== SHORT PROBLEM ==
Give the count of lines containing the string "Estudar", with no other output.

(Data entries)
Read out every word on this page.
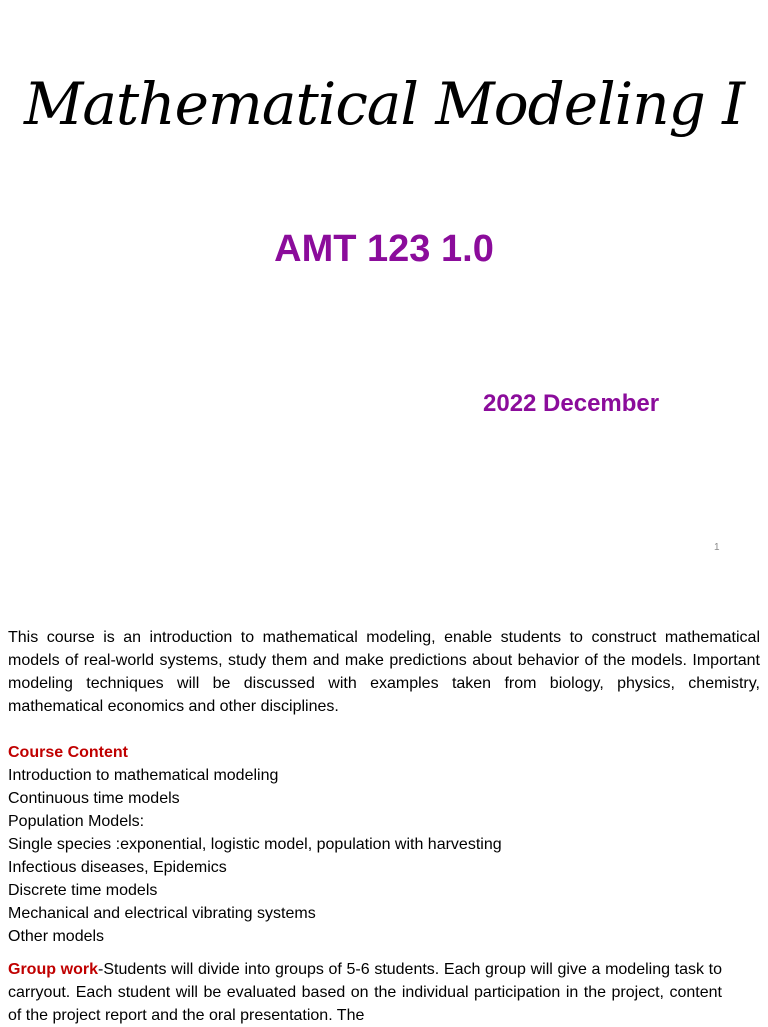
Mathematical Modeling I
AMT 123 1.0
2022 December
1
This course is an introduction to mathematical modeling, enable students to construct mathematical models of real-world systems, study them and make predictions about behavior of the models. Important modeling techniques will be discussed with examples taken from biology, physics, chemistry, mathematical economics and other disciplines.
Course Content
Introduction to mathematical modeling
Continuous time models
Population Models:
Single species :exponential, logistic model, population with harvesting
Infectious diseases, Epidemics
Discrete time models
Mechanical and electrical vibrating systems
Other models
Group work-Students will divide into groups of 5-6 students. Each group will give a modeling task to carryout. Each student will be evaluated based on the individual participation in the project, content of the project report and the oral presentation. The
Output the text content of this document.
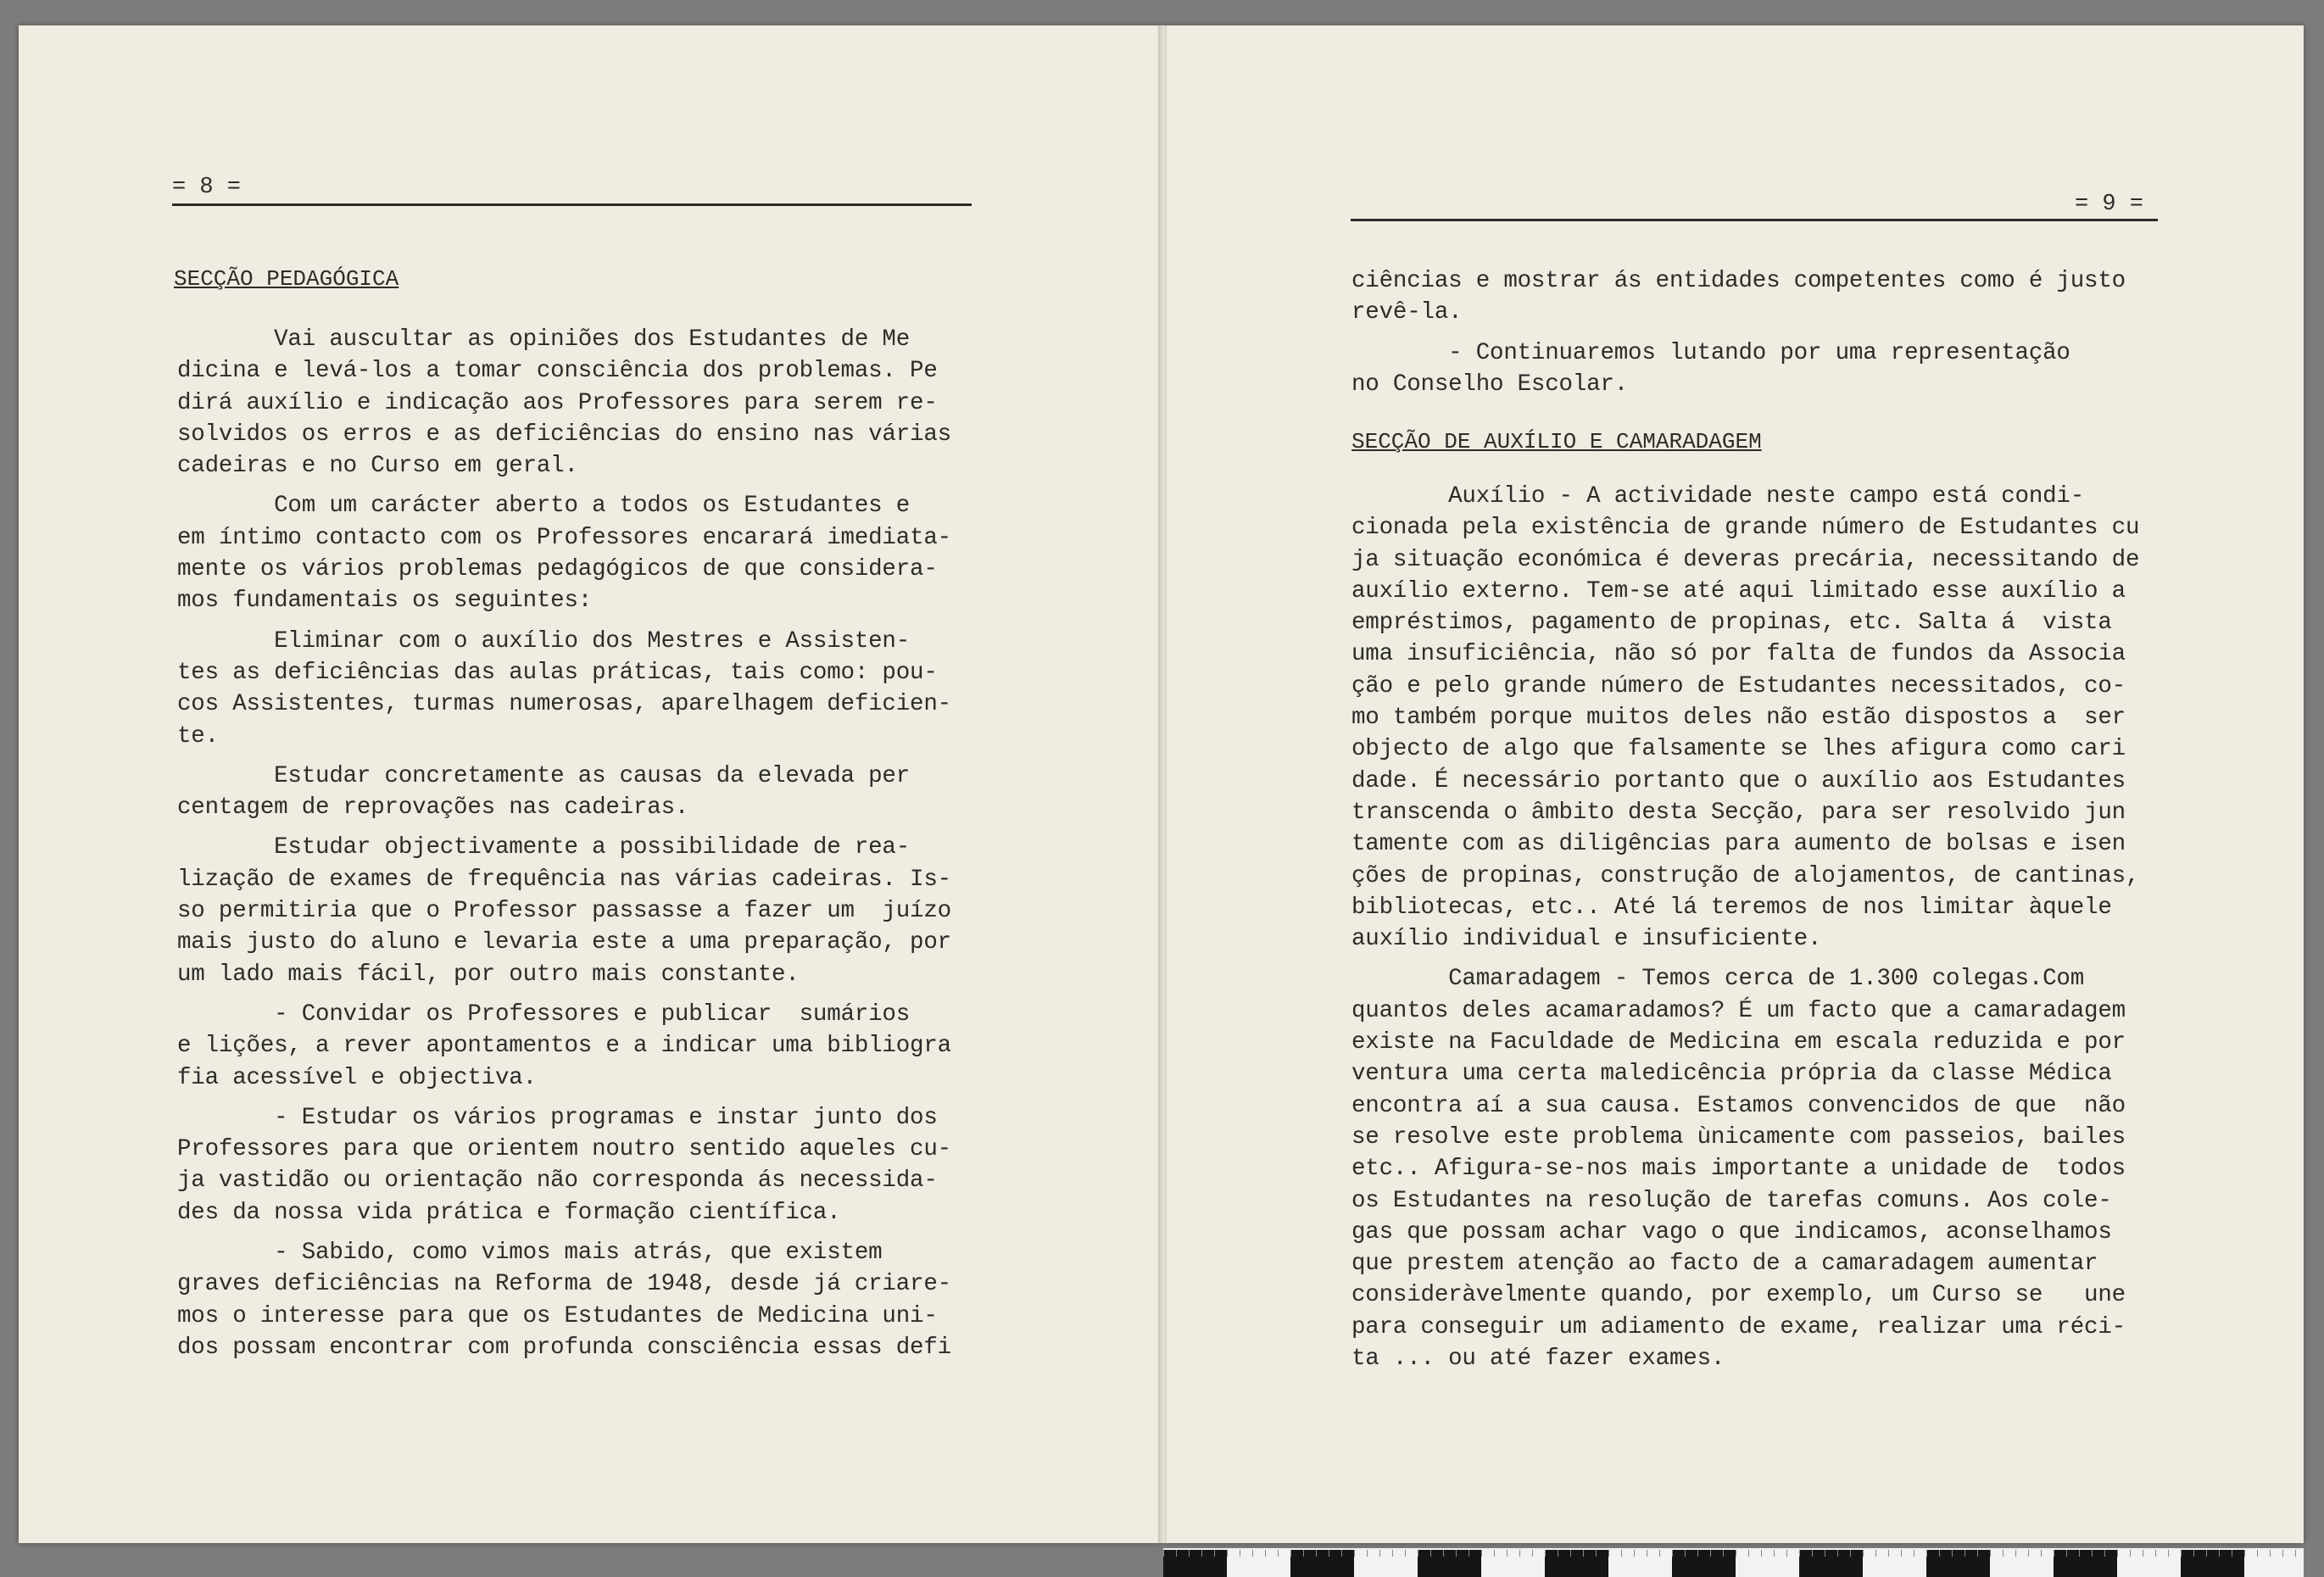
= 8 =
SECÇÃO PEDAGÓGICA
Vai auscultar as opiniões dos Estudantes de Me
dicina e levá-los a tomar consciência dos problemas. Pe
dirá auxílio e indicação aos Professores para serem re-
solvidos os erros e as deficiências do ensino nas várias
cadeiras e no Curso em geral.
Com um carácter aberto a todos os Estudantes e
em íntimo contacto com os Professores encarará imediata-
mente os vários problemas pedagógicos de que considera-
mos fundamentais os seguintes:
Eliminar com o auxílio dos Mestres e Assisten-
tes as deficiências das aulas práticas, tais como: pou-
cos Assistentes, turmas numerosas, aparelhagem deficien-
te.
Estudar concretamente as causas da elevada per
centagem de reprovações nas cadeiras.
Estudar objectivamente a possibilidade de rea-
lização de exames de frequência nas várias cadeiras. Is-
so permitiria que o Professor passasse a fazer um  juízo
mais justo do aluno e levaria este a uma preparação, por
um lado mais fácil, por outro mais constante.
- Convidar os Professores e publicar  sumários
e lições, a rever apontamentos e a indicar uma bibliogra
fia acessível e objectiva.
- Estudar os vários programas e instar junto dos
Professores para que orientem noutro sentido aqueles cu-
ja vastidão ou orientação não corresponda ás necessida-
des da nossa vida prática e formação científica.
- Sabido, como vimos mais atrás, que existem
graves deficiências na Reforma de 1948, desde já criare-
mos o interesse para que os Estudantes de Medicina uni-
dos possam encontrar com profunda consciência essas defi
= 9 =
ciências e mostrar ás entidades competentes como é justo
revê-la.
- Continuaremos lutando por uma representação
no Conselho Escolar.
SECÇÃO DE AUXÍLIO E CAMARADAGEM
Auxílio - A actividade neste campo está condi-
cionada pela existência de grande número de Estudantes cu
ja situação económica é deveras precária, necessitando de
auxílio externo. Tem-se até aqui limitado esse auxílio a
empréstimos, pagamento de propinas, etc. Salta á  vista
uma insuficiência, não só por falta de fundos da Associa
ção e pelo grande número de Estudantes necessitados, co-
mo também porque muitos deles não estão dispostos a  ser
objecto de algo que falsamente se lhes afigura como cari
dade. É necessário portanto que o auxílio aos Estudantes
transcenda o âmbito desta Secção, para ser resolvido jun
tamente com as diligências para aumento de bolsas e isen
ções de propinas, construção de alojamentos, de cantinas,
bibliotecas, etc.. Até lá teremos de nos limitar àquele
auxílio individual e insuficiente.
Camaradagem - Temos cerca de 1.300 colegas.Com
quantos deles acamaradamos? É um facto que a camaradagem
existe na Faculdade de Medicina em escala reduzida e por
ventura uma certa maledicência própria da classe Médica
encontra aí a sua causa. Estamos convencidos de que  não
se resolve este problema ùnicamente com passeios, bailes
etc.. Afigura-se-nos mais importante a unidade de  todos
os Estudantes na resolução de tarefas comuns. Aos cole-
gas que possam achar vago o que indicamos, aconselhamos
que prestem atenção ao facto de a camaradagem aumentar
consideràvelmente quando, por exemplo, um Curso se   une
para conseguir um adiamento de exame, realizar uma réci-
ta ... ou até fazer exames.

== SOLVED PROBLEM ==
3